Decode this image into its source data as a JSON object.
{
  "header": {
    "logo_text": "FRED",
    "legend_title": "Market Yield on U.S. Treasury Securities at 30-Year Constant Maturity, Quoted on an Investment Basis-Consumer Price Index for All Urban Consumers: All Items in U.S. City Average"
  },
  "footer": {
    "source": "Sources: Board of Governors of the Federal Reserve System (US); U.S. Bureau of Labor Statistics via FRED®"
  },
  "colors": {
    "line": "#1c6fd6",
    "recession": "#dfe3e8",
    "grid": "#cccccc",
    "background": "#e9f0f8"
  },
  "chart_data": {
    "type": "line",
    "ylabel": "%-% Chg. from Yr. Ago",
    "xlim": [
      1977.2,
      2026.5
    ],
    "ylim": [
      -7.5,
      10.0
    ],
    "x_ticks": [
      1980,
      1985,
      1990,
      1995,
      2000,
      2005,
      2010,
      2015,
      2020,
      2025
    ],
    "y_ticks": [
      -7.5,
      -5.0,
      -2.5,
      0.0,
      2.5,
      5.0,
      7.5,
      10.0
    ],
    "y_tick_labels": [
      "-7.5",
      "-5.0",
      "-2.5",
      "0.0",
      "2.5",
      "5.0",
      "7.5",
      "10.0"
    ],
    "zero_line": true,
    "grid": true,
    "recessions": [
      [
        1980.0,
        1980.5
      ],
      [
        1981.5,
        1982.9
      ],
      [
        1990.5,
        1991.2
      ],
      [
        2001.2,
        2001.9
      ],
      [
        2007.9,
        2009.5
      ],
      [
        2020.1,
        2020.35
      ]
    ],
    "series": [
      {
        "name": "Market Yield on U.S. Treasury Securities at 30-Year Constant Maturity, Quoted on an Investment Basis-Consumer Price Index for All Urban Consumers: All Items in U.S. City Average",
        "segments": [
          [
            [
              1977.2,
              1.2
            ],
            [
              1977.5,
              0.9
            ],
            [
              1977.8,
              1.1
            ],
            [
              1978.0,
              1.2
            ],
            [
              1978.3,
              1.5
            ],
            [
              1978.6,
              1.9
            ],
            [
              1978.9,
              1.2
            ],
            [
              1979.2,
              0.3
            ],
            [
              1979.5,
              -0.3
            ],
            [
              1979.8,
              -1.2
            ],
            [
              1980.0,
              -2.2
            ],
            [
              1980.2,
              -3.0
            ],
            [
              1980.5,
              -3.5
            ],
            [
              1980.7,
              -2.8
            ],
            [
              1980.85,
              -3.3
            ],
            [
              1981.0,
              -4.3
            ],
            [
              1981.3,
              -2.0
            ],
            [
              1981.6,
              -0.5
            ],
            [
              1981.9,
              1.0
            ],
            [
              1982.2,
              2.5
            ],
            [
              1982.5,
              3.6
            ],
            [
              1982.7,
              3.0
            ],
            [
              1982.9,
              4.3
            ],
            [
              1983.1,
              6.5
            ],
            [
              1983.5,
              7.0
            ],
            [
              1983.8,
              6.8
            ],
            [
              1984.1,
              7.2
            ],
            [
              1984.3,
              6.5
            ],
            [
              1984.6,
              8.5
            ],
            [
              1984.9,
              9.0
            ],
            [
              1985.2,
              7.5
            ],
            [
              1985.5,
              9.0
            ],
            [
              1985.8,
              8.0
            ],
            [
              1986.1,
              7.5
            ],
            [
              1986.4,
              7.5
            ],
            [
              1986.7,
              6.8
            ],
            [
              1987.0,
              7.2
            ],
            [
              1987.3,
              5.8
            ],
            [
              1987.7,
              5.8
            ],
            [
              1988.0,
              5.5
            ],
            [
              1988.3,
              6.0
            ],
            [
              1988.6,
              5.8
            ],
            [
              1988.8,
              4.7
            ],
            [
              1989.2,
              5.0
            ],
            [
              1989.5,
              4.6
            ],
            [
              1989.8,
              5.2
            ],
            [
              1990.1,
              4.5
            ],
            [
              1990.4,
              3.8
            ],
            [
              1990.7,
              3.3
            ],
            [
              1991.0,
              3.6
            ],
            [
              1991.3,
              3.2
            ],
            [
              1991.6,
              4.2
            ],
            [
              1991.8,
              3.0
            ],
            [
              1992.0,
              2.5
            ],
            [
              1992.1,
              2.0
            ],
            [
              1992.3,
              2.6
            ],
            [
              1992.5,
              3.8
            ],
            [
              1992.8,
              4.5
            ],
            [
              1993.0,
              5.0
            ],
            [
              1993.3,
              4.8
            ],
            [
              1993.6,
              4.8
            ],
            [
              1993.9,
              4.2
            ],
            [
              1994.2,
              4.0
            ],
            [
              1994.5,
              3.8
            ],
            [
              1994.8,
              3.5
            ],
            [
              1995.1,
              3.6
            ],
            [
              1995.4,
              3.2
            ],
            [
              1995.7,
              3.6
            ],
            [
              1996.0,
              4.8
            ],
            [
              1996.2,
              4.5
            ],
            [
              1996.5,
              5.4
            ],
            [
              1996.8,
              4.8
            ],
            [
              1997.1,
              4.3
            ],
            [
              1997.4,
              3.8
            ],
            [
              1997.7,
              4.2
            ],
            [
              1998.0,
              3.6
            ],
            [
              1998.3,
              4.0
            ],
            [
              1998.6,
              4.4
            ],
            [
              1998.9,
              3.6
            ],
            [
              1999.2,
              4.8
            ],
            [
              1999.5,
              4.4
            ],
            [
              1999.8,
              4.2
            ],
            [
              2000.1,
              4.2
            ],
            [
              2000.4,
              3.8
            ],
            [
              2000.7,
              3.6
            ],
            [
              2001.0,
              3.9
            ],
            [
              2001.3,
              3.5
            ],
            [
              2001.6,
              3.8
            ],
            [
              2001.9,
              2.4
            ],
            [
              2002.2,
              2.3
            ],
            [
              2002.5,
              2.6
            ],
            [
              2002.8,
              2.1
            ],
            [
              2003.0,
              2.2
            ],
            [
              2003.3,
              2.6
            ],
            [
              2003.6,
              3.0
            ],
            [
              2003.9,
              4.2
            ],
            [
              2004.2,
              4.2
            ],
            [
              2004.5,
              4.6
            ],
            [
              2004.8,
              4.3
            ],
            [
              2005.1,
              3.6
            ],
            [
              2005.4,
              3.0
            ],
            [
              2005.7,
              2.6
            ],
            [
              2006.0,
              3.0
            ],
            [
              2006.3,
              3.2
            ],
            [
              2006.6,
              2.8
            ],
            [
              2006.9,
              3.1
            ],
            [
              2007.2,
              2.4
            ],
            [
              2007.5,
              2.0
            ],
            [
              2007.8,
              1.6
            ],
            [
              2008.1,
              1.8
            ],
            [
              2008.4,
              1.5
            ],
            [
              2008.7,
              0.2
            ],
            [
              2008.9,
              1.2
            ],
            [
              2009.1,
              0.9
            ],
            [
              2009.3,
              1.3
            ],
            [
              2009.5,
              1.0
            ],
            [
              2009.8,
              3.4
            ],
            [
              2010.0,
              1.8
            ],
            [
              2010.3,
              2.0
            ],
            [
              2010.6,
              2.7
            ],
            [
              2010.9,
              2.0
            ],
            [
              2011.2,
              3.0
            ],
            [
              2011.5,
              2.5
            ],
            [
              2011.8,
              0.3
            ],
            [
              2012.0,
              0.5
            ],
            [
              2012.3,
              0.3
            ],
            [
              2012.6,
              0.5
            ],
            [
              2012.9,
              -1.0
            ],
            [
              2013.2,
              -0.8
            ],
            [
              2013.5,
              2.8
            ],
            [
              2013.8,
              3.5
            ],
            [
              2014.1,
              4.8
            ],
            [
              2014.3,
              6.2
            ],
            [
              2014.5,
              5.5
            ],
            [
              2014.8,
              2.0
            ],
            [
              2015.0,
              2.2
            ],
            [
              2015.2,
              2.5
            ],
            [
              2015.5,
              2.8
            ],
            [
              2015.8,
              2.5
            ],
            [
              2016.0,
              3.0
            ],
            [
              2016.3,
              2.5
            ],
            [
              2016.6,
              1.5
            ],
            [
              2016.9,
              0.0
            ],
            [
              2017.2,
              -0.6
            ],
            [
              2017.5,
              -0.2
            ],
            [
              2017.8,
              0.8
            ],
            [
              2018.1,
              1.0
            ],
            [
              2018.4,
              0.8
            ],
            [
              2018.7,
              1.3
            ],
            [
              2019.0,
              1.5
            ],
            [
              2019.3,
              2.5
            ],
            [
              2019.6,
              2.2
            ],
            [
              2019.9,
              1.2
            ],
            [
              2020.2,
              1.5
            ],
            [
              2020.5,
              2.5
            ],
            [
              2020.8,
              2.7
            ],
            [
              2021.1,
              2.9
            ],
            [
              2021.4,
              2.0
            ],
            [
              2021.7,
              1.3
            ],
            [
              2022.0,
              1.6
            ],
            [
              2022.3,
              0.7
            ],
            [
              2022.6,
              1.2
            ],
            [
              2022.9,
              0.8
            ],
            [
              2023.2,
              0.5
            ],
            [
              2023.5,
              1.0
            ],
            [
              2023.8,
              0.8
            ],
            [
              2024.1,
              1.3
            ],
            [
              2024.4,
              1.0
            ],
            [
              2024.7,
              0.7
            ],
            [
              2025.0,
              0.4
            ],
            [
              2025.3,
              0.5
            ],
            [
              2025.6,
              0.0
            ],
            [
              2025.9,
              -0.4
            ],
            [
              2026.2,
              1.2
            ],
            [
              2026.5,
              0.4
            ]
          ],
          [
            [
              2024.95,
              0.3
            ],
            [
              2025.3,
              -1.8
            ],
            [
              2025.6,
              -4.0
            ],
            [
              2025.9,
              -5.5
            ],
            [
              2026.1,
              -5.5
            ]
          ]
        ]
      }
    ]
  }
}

++++++++

» Aim
Select and copy every line from the records that includes the word "Constant".

» Final answer
    "legend_title": "Market Yield on U.S. Treasury Securities at 30-Year Constant Maturity, Quoted on an Investment Basis-Consumer Price Index for All Urban Consumers: All Items in U.S. City Average"
        "name": "Market Yield on U.S. Treasury Securities at 30-Year Constant Maturity, Quoted on an Investment Basis-Consumer Price Index for All Urban Consumers: All Items in U.S. City Average",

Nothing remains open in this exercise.